## Start GIVEN ENTRIES
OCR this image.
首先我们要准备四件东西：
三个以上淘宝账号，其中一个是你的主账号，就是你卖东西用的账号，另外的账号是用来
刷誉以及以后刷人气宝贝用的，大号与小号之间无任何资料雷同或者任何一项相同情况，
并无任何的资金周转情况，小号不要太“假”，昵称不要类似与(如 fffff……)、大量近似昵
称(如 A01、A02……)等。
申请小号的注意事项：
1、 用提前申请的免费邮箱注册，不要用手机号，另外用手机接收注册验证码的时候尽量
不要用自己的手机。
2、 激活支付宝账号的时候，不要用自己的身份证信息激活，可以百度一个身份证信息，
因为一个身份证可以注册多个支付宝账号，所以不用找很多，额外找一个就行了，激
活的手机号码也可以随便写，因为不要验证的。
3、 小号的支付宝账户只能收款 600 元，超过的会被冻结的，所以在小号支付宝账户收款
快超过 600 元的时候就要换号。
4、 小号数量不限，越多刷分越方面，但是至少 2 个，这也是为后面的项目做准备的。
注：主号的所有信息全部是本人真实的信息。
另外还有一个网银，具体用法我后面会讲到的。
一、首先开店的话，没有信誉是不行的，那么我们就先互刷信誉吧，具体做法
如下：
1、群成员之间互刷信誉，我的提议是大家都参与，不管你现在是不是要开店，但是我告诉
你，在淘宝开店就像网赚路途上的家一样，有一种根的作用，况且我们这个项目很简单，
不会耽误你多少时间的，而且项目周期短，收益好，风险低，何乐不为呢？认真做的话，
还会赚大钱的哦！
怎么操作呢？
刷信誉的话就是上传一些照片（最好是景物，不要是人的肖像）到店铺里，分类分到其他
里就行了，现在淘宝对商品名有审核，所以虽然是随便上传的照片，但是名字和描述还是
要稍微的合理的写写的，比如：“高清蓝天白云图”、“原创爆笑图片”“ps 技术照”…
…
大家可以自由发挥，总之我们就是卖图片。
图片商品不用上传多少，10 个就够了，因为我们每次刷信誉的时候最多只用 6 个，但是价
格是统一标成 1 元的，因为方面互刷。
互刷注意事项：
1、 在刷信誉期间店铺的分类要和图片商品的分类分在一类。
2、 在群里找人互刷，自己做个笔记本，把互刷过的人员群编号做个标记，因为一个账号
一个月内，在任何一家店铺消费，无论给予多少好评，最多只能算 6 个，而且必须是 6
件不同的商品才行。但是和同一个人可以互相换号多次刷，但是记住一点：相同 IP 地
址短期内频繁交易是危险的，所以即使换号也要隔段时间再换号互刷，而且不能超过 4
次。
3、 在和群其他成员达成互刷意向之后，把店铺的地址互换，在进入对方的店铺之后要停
## End GIVEN ENTRIES
DO THIS → Return every entry verbatim.

RESPONSE BELOW →
OCR this image.
首先我们要准备四件东西：
三个以上淘宝账号，其中一个是你的主账号，就是你卖东西用的账号，另外的账号是用来
刷誉以及以后刷人气宝贝用的，大号与小号之间无任何资料雷同或者任何一项相同情况，
并无任何的资金周转情况，小号不要太“假”，昵称不要类似与(如 fffff……)、大量近似昵
称(如 A01、A02……)等。
申请小号的注意事项：
1、 用提前申请的免费邮箱注册，不要用手机号，另外用手机接收注册验证码的时候尽量
不要用自己的手机。
2、 激活支付宝账号的时候，不要用自己的身份证信息激活，可以百度一个身份证信息，
因为一个身份证可以注册多个支付宝账号，所以不用找很多，额外找一个就行了，激
活的手机号码也可以随便写，因为不要验证的。
3、 小号的支付宝账户只能收款 600 元，超过的会被冻结的，所以在小号支付宝账户收款
快超过 600 元的时候就要换号。
4、 小号数量不限，越多刷分越方面，但是至少 2 个，这也是为后面的项目做准备的。
注：主号的所有信息全部是本人真实的信息。
另外还有一个网银，具体用法我后面会讲到的。
一、首先开店的话，没有信誉是不行的，那么我们就先互刷信誉吧，具体做法
如下：
1、群成员之间互刷信誉，我的提议是大家都参与，不管你现在是不是要开店，但是我告诉
你，在淘宝开店就像网赚路途上的家一样，有一种根的作用，况且我们这个项目很简单，
不会耽误你多少时间的，而且项目周期短，收益好，风险低，何乐不为呢？认真做的话，
还会赚大钱的哦！
怎么操作呢？
刷信誉的话就是上传一些照片（最好是景物，不要是人的肖像）到店铺里，分类分到其他
里就行了，现在淘宝对商品名有审核，所以虽然是随便上传的照片，但是名字和描述还是
要稍微的合理的写写的，比如：“高清蓝天白云图”、“原创爆笑图片”“ps 技术照”…
…
大家可以自由发挥，总之我们就是卖图片。
图片商品不用上传多少，10 个就够了，因为我们每次刷信誉的时候最多只用 6 个，但是价
格是统一标成 1 元的，因为方面互刷。
互刷注意事项：
1、 在刷信誉期间店铺的分类要和图片商品的分类分在一类。
2、 在群里找人互刷，自己做个笔记本，把互刷过的人员群编号做个标记，因为一个账号
一个月内，在任何一家店铺消费，无论给予多少好评，最多只能算 6 个，而且必须是 6
件不同的商品才行。但是和同一个人可以互相换号多次刷，但是记住一点：相同 IP 地
址短期内频繁交易是危险的，所以即使换号也要隔段时间再换号互刷，而且不能超过 4
次。
3、 在和群其他成员达成互刷意向之后，把店铺的地址互换，在进入对方的店铺之后要停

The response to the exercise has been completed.